» What is asked
Below are entries to be transcribed exactly; exclude the pictures from the copy.

» Data lines
— start —

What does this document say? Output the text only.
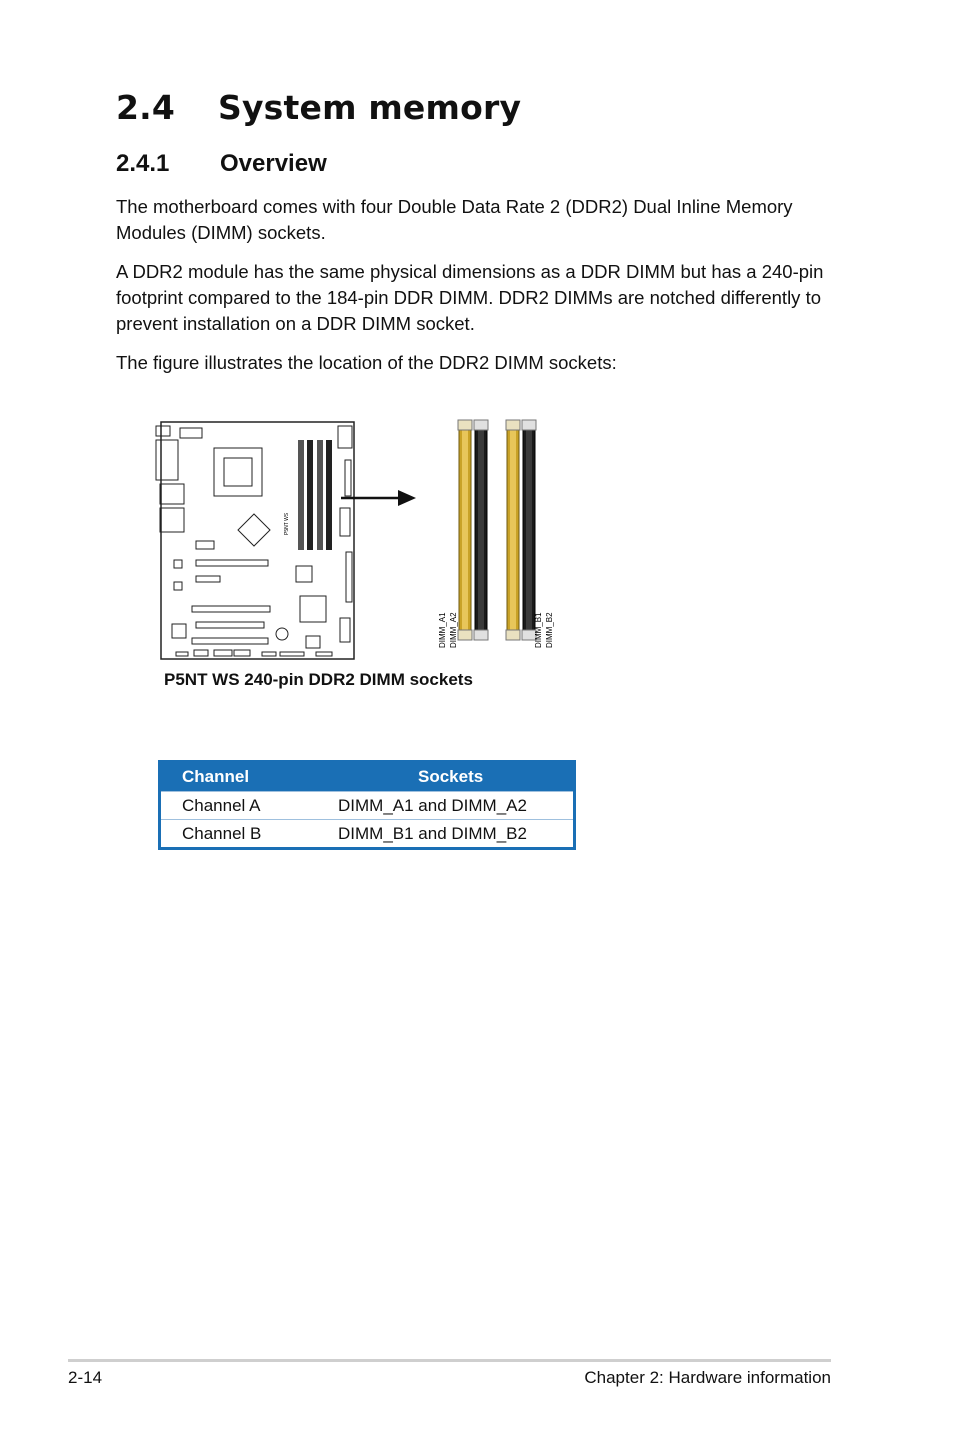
2.4 System memory
2.4.1 Overview

The motherboard comes with four Double Data Rate 2 (DDR2) Dual Inline Memory Modules (DIMM) sockets.

A DDR2 module has the same physical dimensions as a DDR DIMM but has a 240-pin footprint compared to the 184-pin DDR DIMM. DDR2 DIMMs are notched differently to prevent installation on a DDR DIMM socket.

The figure illustrates the location of the DDR2 DIMM sockets:

P5NT WS
DIMM_A1 DIMM_A2	DIMM_B1 DIMM_B2
P5NT WS 240-pin DDR2 DIMM sockets
Channel	Sockets
Channel A	DIMM_A1 and DIMM_A2
Channel B	DIMM_B1 and DIMM_B2
2-14	Chapter 2: Hardware information
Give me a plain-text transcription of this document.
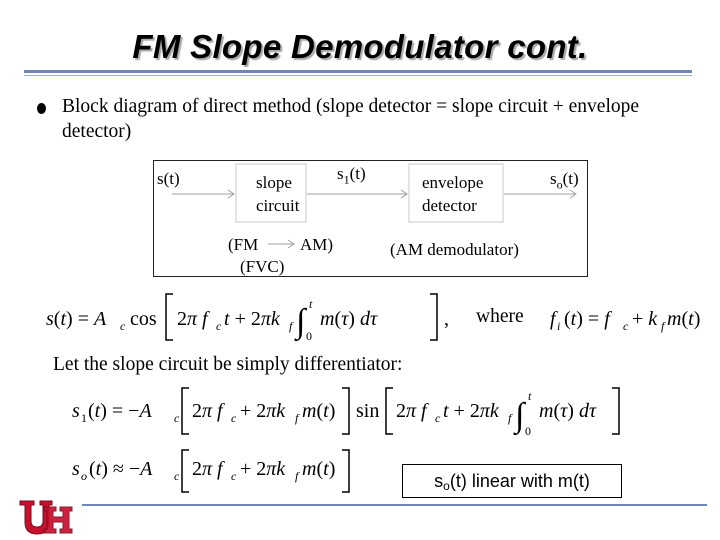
FM Slope Demodulator cont.
Block diagram of direct method (slope detector = slope circuit + envelope detector)
s(t)	slope
circuit
$s_1(t)$	envelope
detector
$s_o(t)$
(FM AM)
(FVC)
(AM demodulator)
s(t) = A c cos 2π f c t + 2πk f ∫ t
0
m(τ) dτ	, where f i (t) = f c + k f m(t)
Let the slope circuit be simply differentiator:
s 1 (t) = −A c 2π f c + 2πk f m(t) sin 2π f c t + 2πk f ∫
t
0
m(τ) dτ
s o (t) ≈ −A c 2π f c + 2πk f m(t)
$s_o(t)$ linear with m(t)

— end —

» Final result
What does this document say? Output the text only.
2.4 System memory
2.4.1 Overview

The motherboard comes with four Double Data Rate 2 (DDR2) Dual Inline Memory Modules (DIMM) sockets.

A DDR2 module has the same physical dimensions as a DDR DIMM but has a 240-pin footprint compared to the 184-pin DDR DIMM. DDR2 DIMMs are notched differently to prevent installation on a DDR DIMM socket.

The figure illustrates the location of the DDR2 DIMM sockets:

P5NT WS
DIMM_A1 DIMM_A2	DIMM_B1 DIMM_B2
P5NT WS 240-pin DDR2 DIMM sockets
Channel	Sockets
Channel A	DIMM_A1 and DIMM_A2
Channel B	DIMM_B1 and DIMM_B2
2-14	Chapter 2: Hardware information
Give me a plain-text transcription of this document.
FM Slope Demodulator cont.
Block diagram of direct method (slope detector = slope circuit + envelope detector)
s(t)	slope
circuit
$s_1(t)$	envelope
detector
$s_o(t)$
(FM AM)
(FVC)
(AM demodulator)
s(t) = A c cos 2π f c t + 2πk f ∫ t
0
m(τ) dτ	, where f i (t) = f c + k f m(t)
Let the slope circuit be simply differentiator:
s 1 (t) = −A c 2π f c + 2πk f m(t) sin 2π f c t + 2πk f ∫
t
0
m(τ) dτ
s o (t) ≈ −A c 2π f c + 2πk f m(t)
$s_o(t)$ linear with m(t)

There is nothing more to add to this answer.